Objetivo do exercício:
Por favor, reproduza sem nenhuma alteração as linhas da listagem abaixo, da linha com "- text: end: Tue" até a linha com "- legend-label: 5/10: [363, 276, 389, 286]", incluindo as duas.

Dados do exercício:
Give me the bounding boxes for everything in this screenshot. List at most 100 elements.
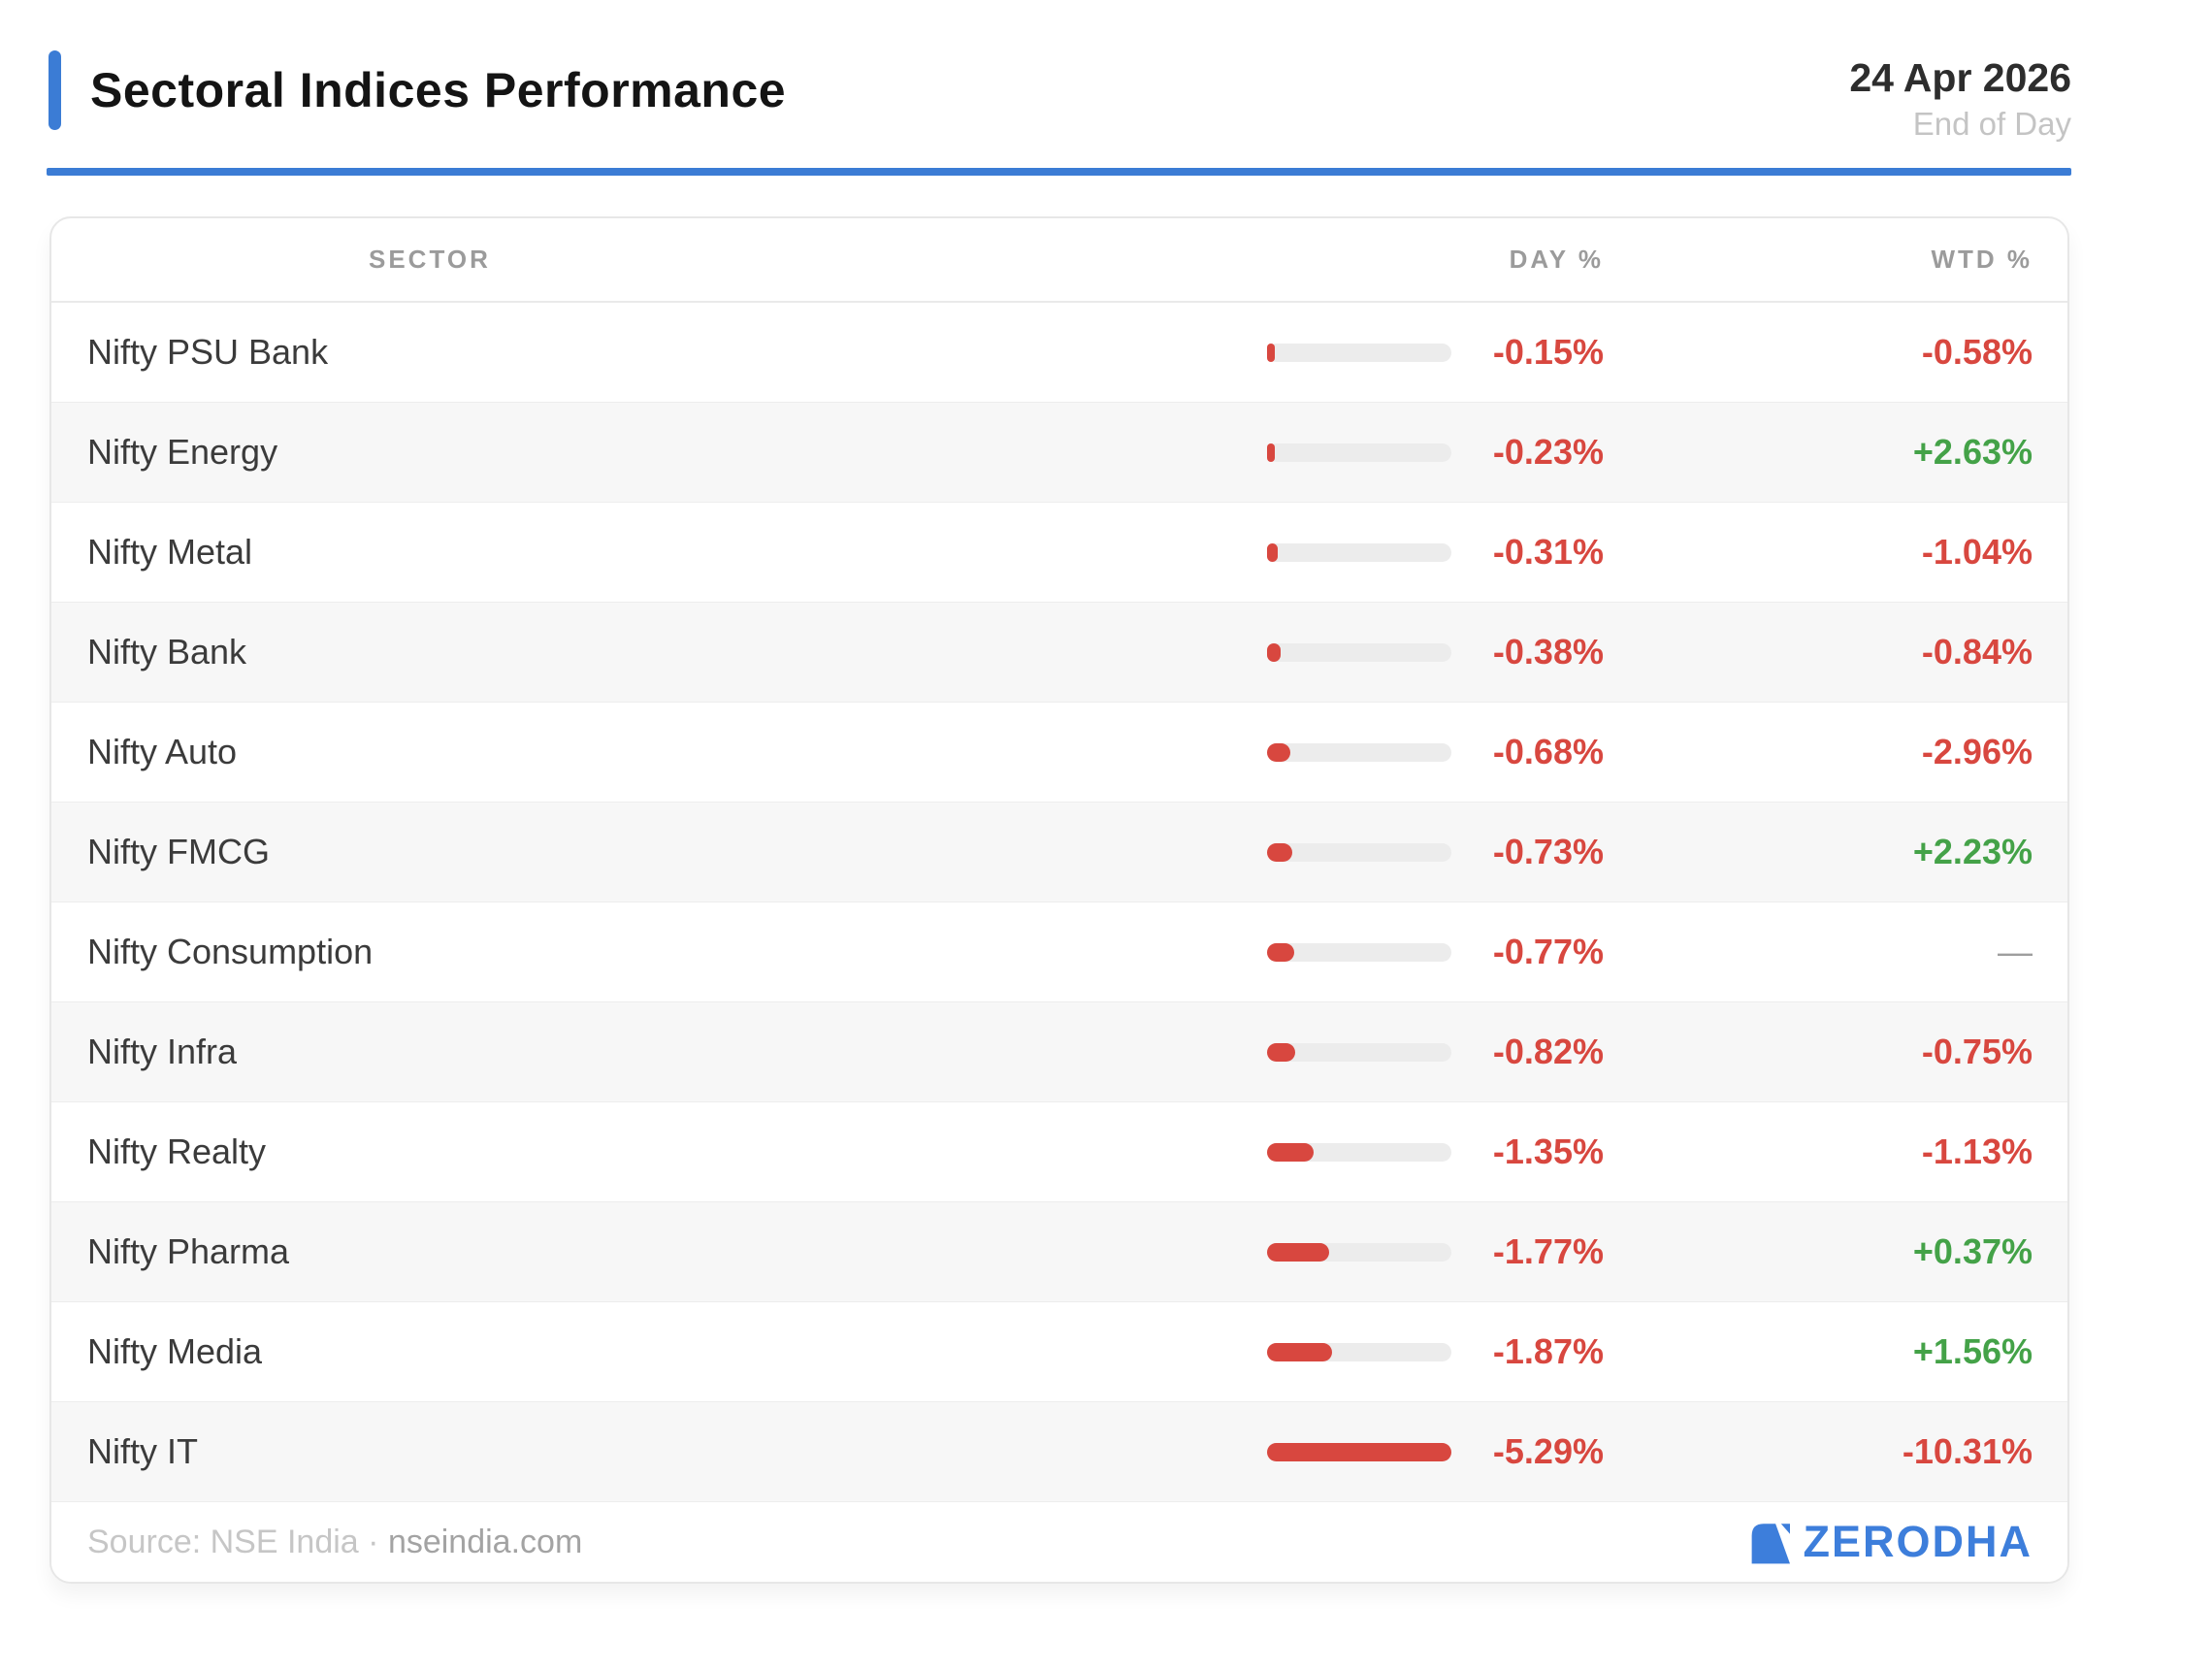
wtd-pct-value: -0.75% bbox=[1921, 1032, 2033, 1072]
source-note: Source: NSE India · nseindia.com bbox=[87, 1524, 582, 1561]
day-bar-fill bbox=[1267, 842, 1292, 862]
sector-name: Nifty Media bbox=[87, 1331, 263, 1372]
title-wrap: Sectoral Indices Performance bbox=[49, 50, 786, 130]
wtd-pct-value: -1.13% bbox=[1921, 1131, 2033, 1172]
day-pct-value: -0.82% bbox=[1492, 1032, 1604, 1072]
table-row: Nifty Realty -1.35% -1.13% bbox=[51, 1102, 2067, 1203]
table-row: Nifty Energy -0.23% +2.63% bbox=[51, 403, 2067, 504]
day-pct-value: -5.29% bbox=[1492, 1431, 1604, 1472]
day-bar-fill bbox=[1267, 1342, 1332, 1361]
day-bar-fill bbox=[1267, 942, 1294, 962]
sector-name: Nifty Consumption bbox=[87, 932, 374, 972]
sector-name: Nifty FMCG bbox=[87, 832, 270, 872]
day-bar bbox=[1267, 1442, 1451, 1461]
sector-name: Nifty PSU Bank bbox=[87, 332, 329, 373]
report-date: 24 Apr 2026 bbox=[1849, 55, 2071, 100]
source-link[interactable]: nseindia.com bbox=[387, 1523, 583, 1560]
header: Sectoral Indices Performance 24 Apr 2026… bbox=[49, 50, 2071, 143]
day-bar bbox=[1267, 1342, 1451, 1361]
column-header-sector: SECTOR bbox=[369, 245, 491, 275]
day-pct-value: -0.23% bbox=[1492, 432, 1604, 473]
day-bar bbox=[1267, 443, 1451, 462]
column-header-day: DAY % bbox=[1509, 245, 1604, 275]
table-row: Nifty Pharma -1.77% +0.37% bbox=[51, 1202, 2067, 1303]
day-bar bbox=[1267, 842, 1451, 862]
table-row: Nifty Auto -0.68% -2.96% bbox=[51, 703, 2067, 803]
table-row: Nifty Infra -0.82% -0.75% bbox=[51, 1002, 2067, 1103]
table-row: Nifty Consumption -0.77% — bbox=[51, 902, 2067, 1003]
table-row: Nifty Media -1.87% +1.56% bbox=[51, 1302, 2067, 1403]
page-title: Sectoral Indices Performance bbox=[90, 63, 787, 117]
day-bar-fill bbox=[1267, 1442, 1451, 1461]
sector-name: Nifty Bank bbox=[87, 632, 247, 672]
day-bar bbox=[1267, 742, 1451, 762]
wtd-pct-value: +2.23% bbox=[1912, 832, 2033, 872]
table-header: SECTOR DAY % WTD % bbox=[51, 218, 2067, 304]
sector-name: Nifty Energy bbox=[87, 432, 278, 473]
day-bar-track bbox=[1267, 942, 1451, 962]
table-row: Nifty Bank -0.38% -0.84% bbox=[51, 603, 2067, 704]
day-bar-fill bbox=[1267, 443, 1275, 462]
header-divider bbox=[47, 168, 2071, 177]
brand-logo: ZERODHA bbox=[1749, 1517, 2033, 1567]
day-bar bbox=[1267, 343, 1451, 362]
wtd-pct-value: -10.31% bbox=[1902, 1431, 2033, 1472]
day-bar-track bbox=[1267, 842, 1451, 862]
report-subtitle: End of Day bbox=[1912, 106, 2071, 143]
title-accent-bar bbox=[49, 50, 61, 130]
day-bar-track bbox=[1267, 343, 1451, 362]
sector-name: Nifty Realty bbox=[87, 1131, 267, 1172]
sector-name: Nifty Pharma bbox=[87, 1231, 290, 1272]
zerodha-kite-icon bbox=[1751, 1523, 1790, 1563]
day-bar-fill bbox=[1267, 742, 1290, 762]
wtd-pct-value: -0.84% bbox=[1921, 632, 2033, 672]
day-bar bbox=[1267, 1042, 1451, 1062]
column-header-wtd: WTD % bbox=[1931, 245, 2033, 275]
table-body: Nifty PSU Bank -0.15% -0.58% Nifty Energ… bbox=[51, 303, 2067, 1503]
day-pct-value: -0.31% bbox=[1492, 532, 1604, 573]
day-bar-track bbox=[1267, 1042, 1451, 1062]
day-bar-fill bbox=[1267, 542, 1278, 562]
day-bar bbox=[1267, 542, 1451, 562]
wtd-pct-value: -0.58% bbox=[1921, 332, 2033, 373]
wtd-pct-value: — bbox=[1998, 932, 2033, 972]
day-bar-track bbox=[1267, 443, 1451, 462]
day-bar-fill bbox=[1267, 642, 1281, 662]
day-pct-value: -0.38% bbox=[1492, 632, 1604, 672]
day-bar bbox=[1267, 1242, 1451, 1262]
day-bar bbox=[1267, 642, 1451, 662]
table-row: Nifty Metal -0.31% -1.04% bbox=[51, 503, 2067, 604]
wtd-pct-value: -1.04% bbox=[1921, 532, 2033, 573]
day-bar-track bbox=[1267, 742, 1451, 762]
day-bar-fill bbox=[1267, 343, 1275, 362]
day-pct-value: -0.68% bbox=[1492, 732, 1604, 772]
wtd-pct-value: +0.37% bbox=[1912, 1231, 2033, 1272]
day-pct-value: -0.15% bbox=[1492, 332, 1604, 373]
table-row: Nifty PSU Bank -0.15% -0.58% bbox=[51, 303, 2067, 404]
wtd-pct-value: +2.63% bbox=[1912, 432, 2033, 473]
day-bar-fill bbox=[1267, 1142, 1314, 1162]
day-bar bbox=[1267, 1142, 1451, 1162]
day-pct-value: -1.35% bbox=[1492, 1131, 1604, 1172]
sector-name: Nifty Infra bbox=[87, 1032, 238, 1072]
page: Sectoral Indices Performance 24 Apr 2026… bbox=[0, 50, 2212, 1672]
sector-name: Nifty IT bbox=[87, 1431, 198, 1472]
sector-name: Nifty Auto bbox=[87, 732, 238, 772]
sector-name: Nifty Metal bbox=[87, 532, 253, 573]
table-footer: Source: NSE India · nseindia.com ZERODHA bbox=[51, 1502, 2067, 1583]
day-pct-value: -1.87% bbox=[1492, 1331, 1604, 1372]
brand-name: ZERODHA bbox=[1803, 1517, 2033, 1567]
day-pct-value: -0.73% bbox=[1492, 832, 1604, 872]
date-block: 24 Apr 2026 End of Day bbox=[1849, 50, 2071, 143]
day-bar-fill bbox=[1267, 1242, 1329, 1262]
table-row: Nifty IT -5.29% -10.31% bbox=[51, 1402, 2067, 1503]
sector-table-card: SECTOR DAY % WTD % Nifty PSU Bank -0.15%… bbox=[49, 216, 2069, 1585]
day-pct-value: -1.77% bbox=[1492, 1231, 1604, 1272]
day-bar-track bbox=[1267, 542, 1451, 562]
day-pct-value: -0.77% bbox=[1492, 932, 1604, 972]
table-row: Nifty FMCG -0.73% +2.23% bbox=[51, 803, 2067, 903]
wtd-pct-value: -2.96% bbox=[1921, 732, 2033, 772]
day-bar bbox=[1267, 942, 1451, 962]
wtd-pct-value: +1.56% bbox=[1912, 1331, 2033, 1372]
day-bar-fill bbox=[1267, 1042, 1295, 1062]
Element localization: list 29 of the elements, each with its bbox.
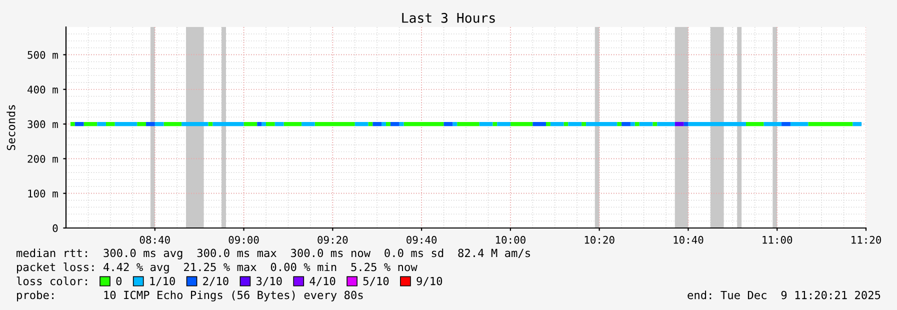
- text: end: Tue Dec 9 11:20:21 2025: [688, 290, 880, 300]
- y-tick-label: 500 m: [28, 50, 58, 59]
- text: packet loss: 4.42 % avg 21.25 % max 0.00 % min 5.25 % now: [17, 262, 418, 274]
- text: median rtt: 300.0 ms avg 300.0 ms max 300.0 ms now 0.0 ms sd 82.4 M am/s: [16, 248, 530, 260]
- legend-label: 1/10: [150, 276, 175, 286]
- x-tick-label: 11:20: [852, 236, 882, 244]
- y-axis-title: Seconds: [6, 105, 16, 150]
- legend-label: 0: [116, 276, 122, 286]
- chart-title: Last 3 Hours: [402, 12, 495, 23]
- legend-label: 2/10: [203, 276, 228, 286]
- x-tick-label: 11:00: [762, 236, 792, 244]
- y-tick-label: 400 m: [28, 86, 58, 94]
- y-tick-label: 100 m: [28, 190, 58, 198]
- y-tick-label: 0: [52, 224, 58, 232]
- x-tick-label: 10:00: [496, 236, 526, 244]
- legend-label: 3/10: [256, 276, 282, 286]
- x-tick-label: 09:00: [228, 236, 259, 244]
- y-tick-label: 200 m: [28, 154, 58, 163]
- legend-label: 4/10: [310, 276, 336, 286]
- text: probe: 10 ICMP Echo Pings (56 Bytes) every 80s: [17, 290, 363, 302]
- x-tick-label: 08:40: [140, 236, 170, 244]
- legend-label: 9/10: [416, 276, 442, 286]
- x-tick-label: 10:20: [584, 236, 614, 244]
- legend-title: loss color:: [16, 276, 87, 286]
- x-tick-label: 10:40: [674, 236, 704, 244]
- x-tick-label: 09:20: [318, 236, 348, 244]
- x-tick-label: 09:40: [406, 236, 437, 244]
- y-tick-label: 300 m: [28, 120, 58, 128]
- legend-label: 5/10: [363, 276, 389, 286]
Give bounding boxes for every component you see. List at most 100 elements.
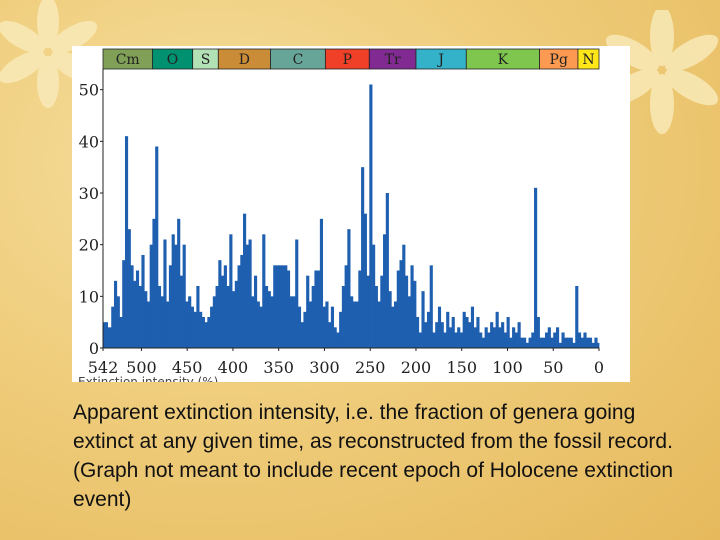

Resposta esperada:
- text: end: Tue Dec 9 11:20:21 2025: [688, 290, 880, 300]
- y-tick-label: 500 m: [28, 50, 58, 59]
- text: packet loss: 4.42 % avg 21.25 % max 0.00 % min 5.25 % now: [17, 262, 418, 274]
- text: median rtt: 300.0 ms avg 300.0 ms max 300.0 ms now 0.0 ms sd 82.4 M am/s: [16, 248, 530, 260]
- legend-label: 1/10: [150, 276, 175, 286]
- x-tick-label: 11:20: [852, 236, 882, 244]
- y-axis-title: Seconds: [6, 105, 16, 150]
- legend-label: 0: [116, 276, 122, 286]
- chart-title: Last 3 Hours: [402, 12, 495, 23]
- legend-label: 2/10: [203, 276, 228, 286]
- x-tick-label: 11:00: [762, 236, 792, 244]
- y-tick-label: 400 m: [28, 86, 58, 94]
- y-tick-label: 100 m: [28, 190, 58, 198]
- y-tick-label: 0: [52, 224, 58, 232]
- x-tick-label: 10:00: [496, 236, 526, 244]
- legend-label: 3/10: [256, 276, 282, 286]
- x-tick-label: 09:00: [228, 236, 259, 244]
- y-tick-label: 200 m: [28, 154, 58, 163]
- legend-label: 4/10: [310, 276, 336, 286]
- text: probe: 10 ICMP Echo Pings (56 Bytes) every 80s: [17, 290, 363, 302]
- x-tick-label: 08:40: [140, 236, 170, 244]
- legend-label: 9/10: [416, 276, 442, 286]
- x-tick-label: 10:20: [584, 236, 614, 244]
- legend-title: loss color:: [16, 276, 87, 286]
- x-tick-label: 10:40: [674, 236, 704, 244]
- x-tick-label: 09:20: [318, 236, 348, 244]
- x-tick-label: 09:40: [406, 236, 437, 244]
- y-tick-label: 300 m: [28, 120, 58, 128]
- legend-label: 5/10: [363, 276, 389, 286]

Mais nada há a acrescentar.